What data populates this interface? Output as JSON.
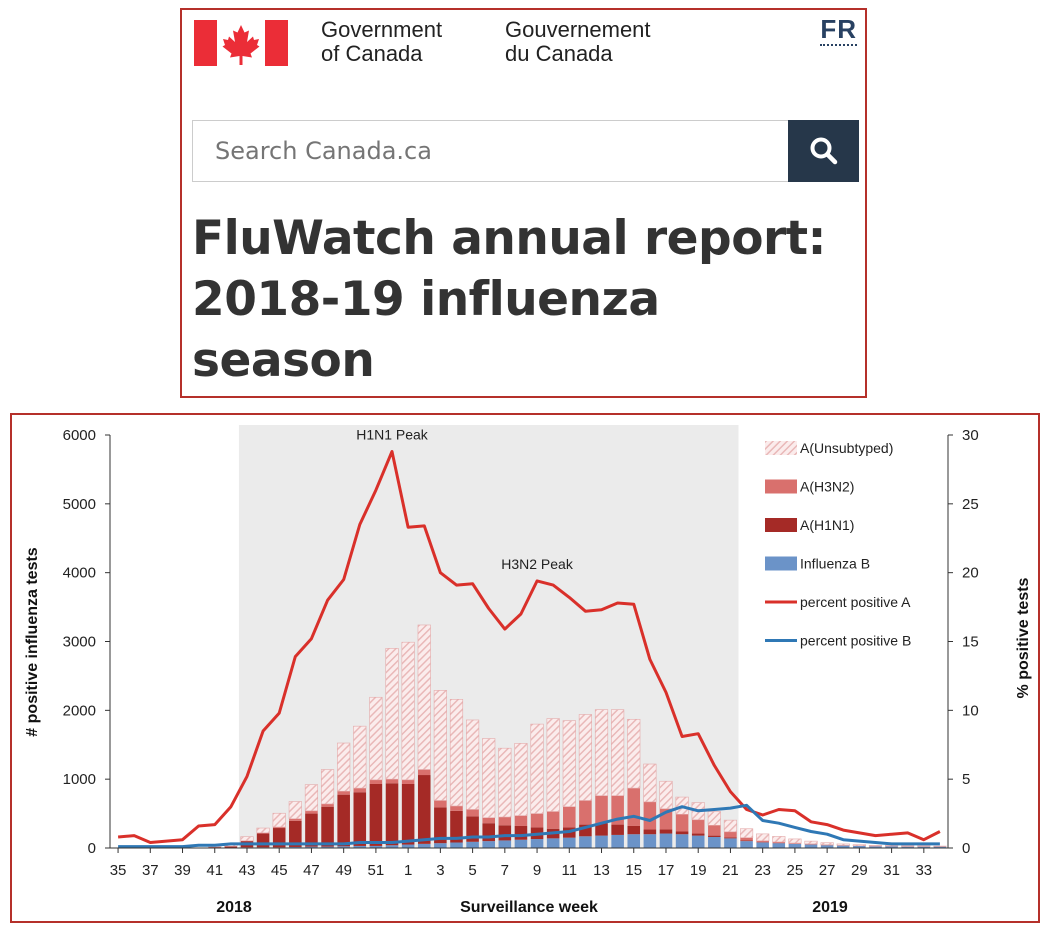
{
  "header": {
    "wordmark_en": [
      "Government",
      "of Canada"
    ],
    "wordmark_fr": [
      "Gouvernement",
      "du Canada"
    ],
    "lang_toggle": "FR",
    "search_placeholder": "Search Canada.ca",
    "page_title": "FluWatch annual report: 2018-19 influenza season",
    "flag_red": "#eb2d37"
  },
  "chart_data": {
    "type": "bar",
    "stacked": true,
    "xlabel": "Surveillance  week",
    "ylabel_left": "# positive influenza tests",
    "ylabel_right": "% positive tests",
    "ylim_left": [
      0,
      6000
    ],
    "ylim_right": [
      0,
      30
    ],
    "yticks_left": [
      0,
      1000,
      2000,
      3000,
      4000,
      5000,
      6000
    ],
    "yticks_right": [
      0,
      5,
      10,
      15,
      20,
      25,
      30
    ],
    "x_tick_labels": [
      "35",
      "37",
      "39",
      "41",
      "43",
      "45",
      "47",
      "49",
      "51",
      "1",
      "3",
      "5",
      "7",
      "9",
      "11",
      "13",
      "15",
      "17",
      "19",
      "21",
      "23",
      "25",
      "27",
      "29",
      "31",
      "33"
    ],
    "year_labels": [
      "2018",
      "2019"
    ],
    "weeks": [
      "35",
      "36",
      "37",
      "38",
      "39",
      "40",
      "41",
      "42",
      "43",
      "44",
      "45",
      "46",
      "47",
      "48",
      "49",
      "50",
      "51",
      "52",
      "1",
      "2",
      "3",
      "4",
      "5",
      "6",
      "7",
      "8",
      "9",
      "10",
      "11",
      "12",
      "13",
      "14",
      "15",
      "16",
      "17",
      "18",
      "19",
      "20",
      "21",
      "22",
      "23",
      "24",
      "25",
      "26",
      "27",
      "28",
      "29",
      "30",
      "31",
      "32",
      "33",
      "34"
    ],
    "annotations": [
      "H1N1 Peak",
      "H3N2 Peak"
    ],
    "shaded_region": {
      "from_week": "43",
      "to_week": "21"
    },
    "colors": {
      "unsubtyped": "#e9b8b8",
      "h3n2": "#d9706d",
      "h1n1": "#a52a26",
      "b": "#6b93c8",
      "line_a": "#d9302a",
      "line_b": "#2f78b5",
      "shade": "#ebebeb"
    },
    "series": [
      {
        "name": "A(Unsubtyped)",
        "kind": "bar",
        "values": [
          0,
          0,
          0,
          0,
          0,
          0,
          20,
          30,
          60,
          70,
          200,
          250,
          380,
          500,
          700,
          900,
          1200,
          1900,
          2000,
          2100,
          1600,
          1550,
          1300,
          1150,
          1000,
          1050,
          1300,
          1350,
          1250,
          1250,
          1250,
          1250,
          1000,
          550,
          400,
          250,
          250,
          200,
          170,
          130,
          100,
          80,
          60,
          40,
          30,
          20,
          15,
          10,
          10,
          10,
          10,
          5
        ]
      },
      {
        "name": "A(H3N2)",
        "kind": "bar",
        "values": [
          0,
          0,
          0,
          0,
          0,
          0,
          0,
          0,
          5,
          10,
          15,
          30,
          40,
          40,
          50,
          60,
          60,
          60,
          60,
          80,
          100,
          70,
          100,
          80,
          120,
          150,
          200,
          250,
          300,
          350,
          400,
          420,
          550,
          400,
          300,
          250,
          200,
          150,
          80,
          40,
          20,
          15,
          10,
          8,
          5,
          3,
          2,
          2,
          2,
          2,
          2,
          2
        ]
      },
      {
        "name": "A(H1N1)",
        "kind": "bar",
        "values": [
          0,
          0,
          0,
          0,
          0,
          0,
          10,
          20,
          90,
          200,
          280,
          380,
          480,
          580,
          750,
          780,
          900,
          900,
          880,
          1000,
          520,
          460,
          370,
          260,
          220,
          200,
          170,
          140,
          150,
          170,
          180,
          150,
          120,
          70,
          60,
          40,
          30,
          20,
          15,
          10,
          5,
          3,
          2,
          2,
          2,
          1,
          1,
          1,
          1,
          1,
          1,
          1
        ]
      },
      {
        "name": "Influenza B",
        "kind": "bar",
        "values": [
          0,
          0,
          0,
          0,
          0,
          0,
          5,
          5,
          10,
          10,
          10,
          15,
          20,
          20,
          25,
          30,
          30,
          40,
          50,
          60,
          70,
          80,
          90,
          100,
          110,
          120,
          130,
          140,
          150,
          170,
          180,
          190,
          200,
          200,
          210,
          200,
          180,
          160,
          140,
          100,
          80,
          70,
          60,
          50,
          40,
          35,
          30,
          25,
          25,
          20,
          20,
          20
        ]
      },
      {
        "name": "percent positive A",
        "kind": "line",
        "axis": "right",
        "values": [
          0.8,
          0.9,
          0.4,
          0.5,
          0.6,
          1.6,
          1.7,
          3.0,
          5.2,
          8.5,
          9.8,
          13.9,
          15.2,
          18.0,
          19.5,
          23.5,
          26.0,
          28.8,
          23.3,
          23.4,
          20.0,
          19.1,
          19.2,
          17.4,
          15.9,
          17.0,
          19.4,
          19.1,
          18.2,
          17.2,
          17.3,
          17.8,
          17.7,
          13.7,
          11.3,
          8.1,
          8.3,
          6.0,
          4.1,
          2.8,
          2.4,
          2.8,
          2.7,
          1.9,
          1.7,
          1.3,
          1.1,
          0.9,
          1.0,
          1.1,
          0.6,
          1.2
        ]
      },
      {
        "name": "percent positive B",
        "kind": "line",
        "axis": "right",
        "values": [
          0.1,
          0.1,
          0.1,
          0.1,
          0.1,
          0.2,
          0.2,
          0.3,
          0.3,
          0.3,
          0.3,
          0.3,
          0.3,
          0.3,
          0.3,
          0.4,
          0.4,
          0.4,
          0.5,
          0.6,
          0.7,
          0.7,
          0.8,
          0.8,
          0.9,
          0.9,
          1.0,
          1.1,
          1.2,
          1.5,
          1.8,
          2.1,
          2.3,
          2.0,
          2.6,
          3.0,
          2.7,
          2.8,
          2.9,
          3.1,
          2.0,
          1.8,
          1.5,
          1.2,
          1.0,
          0.6,
          0.5,
          0.4,
          0.3,
          0.3,
          0.3,
          0.3
        ]
      }
    ]
  }
}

Aim:
The records above must be echoed exactly, minus their pictures.

Response for this exercise:
What data populates this interface? Output as JSON.
{
  "header": {
    "wordmark_en": [
      "Government",
      "of Canada"
    ],
    "wordmark_fr": [
      "Gouvernement",
      "du Canada"
    ],
    "lang_toggle": "FR",
    "search_placeholder": "Search Canada.ca",
    "page_title": "FluWatch annual report: 2018-19 influenza season",
    "flag_red": "#eb2d37"
  },
  "chart_data": {
    "type": "bar",
    "stacked": true,
    "xlabel": "Surveillance  week",
    "ylabel_left": "# positive influenza tests",
    "ylabel_right": "% positive tests",
    "ylim_left": [
      0,
      6000
    ],
    "ylim_right": [
      0,
      30
    ],
    "yticks_left": [
      0,
      1000,
      2000,
      3000,
      4000,
      5000,
      6000
    ],
    "yticks_right": [
      0,
      5,
      10,
      15,
      20,
      25,
      30
    ],
    "x_tick_labels": [
      "35",
      "37",
      "39",
      "41",
      "43",
      "45",
      "47",
      "49",
      "51",
      "1",
      "3",
      "5",
      "7",
      "9",
      "11",
      "13",
      "15",
      "17",
      "19",
      "21",
      "23",
      "25",
      "27",
      "29",
      "31",
      "33"
    ],
    "year_labels": [
      "2018",
      "2019"
    ],
    "weeks": [
      "35",
      "36",
      "37",
      "38",
      "39",
      "40",
      "41",
      "42",
      "43",
      "44",
      "45",
      "46",
      "47",
      "48",
      "49",
      "50",
      "51",
      "52",
      "1",
      "2",
      "3",
      "4",
      "5",
      "6",
      "7",
      "8",
      "9",
      "10",
      "11",
      "12",
      "13",
      "14",
      "15",
      "16",
      "17",
      "18",
      "19",
      "20",
      "21",
      "22",
      "23",
      "24",
      "25",
      "26",
      "27",
      "28",
      "29",
      "30",
      "31",
      "32",
      "33",
      "34"
    ],
    "annotations": [
      "H1N1 Peak",
      "H3N2 Peak"
    ],
    "shaded_region": {
      "from_week": "43",
      "to_week": "21"
    },
    "colors": {
      "unsubtyped": "#e9b8b8",
      "h3n2": "#d9706d",
      "h1n1": "#a52a26",
      "b": "#6b93c8",
      "line_a": "#d9302a",
      "line_b": "#2f78b5",
      "shade": "#ebebeb"
    },
    "series": [
      {
        "name": "A(Unsubtyped)",
        "kind": "bar",
        "values": [
          0,
          0,
          0,
          0,
          0,
          0,
          20,
          30,
          60,
          70,
          200,
          250,
          380,
          500,
          700,
          900,
          1200,
          1900,
          2000,
          2100,
          1600,
          1550,
          1300,
          1150,
          1000,
          1050,
          1300,
          1350,
          1250,
          1250,
          1250,
          1250,
          1000,
          550,
          400,
          250,
          250,
          200,
          170,
          130,
          100,
          80,
          60,
          40,
          30,
          20,
          15,
          10,
          10,
          10,
          10,
          5
        ]
      },
      {
        "name": "A(H3N2)",
        "kind": "bar",
        "values": [
          0,
          0,
          0,
          0,
          0,
          0,
          0,
          0,
          5,
          10,
          15,
          30,
          40,
          40,
          50,
          60,
          60,
          60,
          60,
          80,
          100,
          70,
          100,
          80,
          120,
          150,
          200,
          250,
          300,
          350,
          400,
          420,
          550,
          400,
          300,
          250,
          200,
          150,
          80,
          40,
          20,
          15,
          10,
          8,
          5,
          3,
          2,
          2,
          2,
          2,
          2,
          2
        ]
      },
      {
        "name": "A(H1N1)",
        "kind": "bar",
        "values": [
          0,
          0,
          0,
          0,
          0,
          0,
          10,
          20,
          90,
          200,
          280,
          380,
          480,
          580,
          750,
          780,
          900,
          900,
          880,
          1000,
          520,
          460,
          370,
          260,
          220,
          200,
          170,
          140,
          150,
          170,
          180,
          150,
          120,
          70,
          60,
          40,
          30,
          20,
          15,
          10,
          5,
          3,
          2,
          2,
          2,
          1,
          1,
          1,
          1,
          1,
          1,
          1
        ]
      },
      {
        "name": "Influenza B",
        "kind": "bar",
        "values": [
          0,
          0,
          0,
          0,
          0,
          0,
          5,
          5,
          10,
          10,
          10,
          15,
          20,
          20,
          25,
          30,
          30,
          40,
          50,
          60,
          70,
          80,
          90,
          100,
          110,
          120,
          130,
          140,
          150,
          170,
          180,
          190,
          200,
          200,
          210,
          200,
          180,
          160,
          140,
          100,
          80,
          70,
          60,
          50,
          40,
          35,
          30,
          25,
          25,
          20,
          20,
          20
        ]
      },
      {
        "name": "percent positive A",
        "kind": "line",
        "axis": "right",
        "values": [
          0.8,
          0.9,
          0.4,
          0.5,
          0.6,
          1.6,
          1.7,
          3.0,
          5.2,
          8.5,
          9.8,
          13.9,
          15.2,
          18.0,
          19.5,
          23.5,
          26.0,
          28.8,
          23.3,
          23.4,
          20.0,
          19.1,
          19.2,
          17.4,
          15.9,
          17.0,
          19.4,
          19.1,
          18.2,
          17.2,
          17.3,
          17.8,
          17.7,
          13.7,
          11.3,
          8.1,
          8.3,
          6.0,
          4.1,
          2.8,
          2.4,
          2.8,
          2.7,
          1.9,
          1.7,
          1.3,
          1.1,
          0.9,
          1.0,
          1.1,
          0.6,
          1.2
        ]
      },
      {
        "name": "percent positive B",
        "kind": "line",
        "axis": "right",
        "values": [
          0.1,
          0.1,
          0.1,
          0.1,
          0.1,
          0.2,
          0.2,
          0.3,
          0.3,
          0.3,
          0.3,
          0.3,
          0.3,
          0.3,
          0.3,
          0.4,
          0.4,
          0.4,
          0.5,
          0.6,
          0.7,
          0.7,
          0.8,
          0.8,
          0.9,
          0.9,
          1.0,
          1.1,
          1.2,
          1.5,
          1.8,
          2.1,
          2.3,
          2.0,
          2.6,
          3.0,
          2.7,
          2.8,
          2.9,
          3.1,
          2.0,
          1.8,
          1.5,
          1.2,
          1.0,
          0.6,
          0.5,
          0.4,
          0.3,
          0.3,
          0.3,
          0.3
        ]
      }
    ]
  }
}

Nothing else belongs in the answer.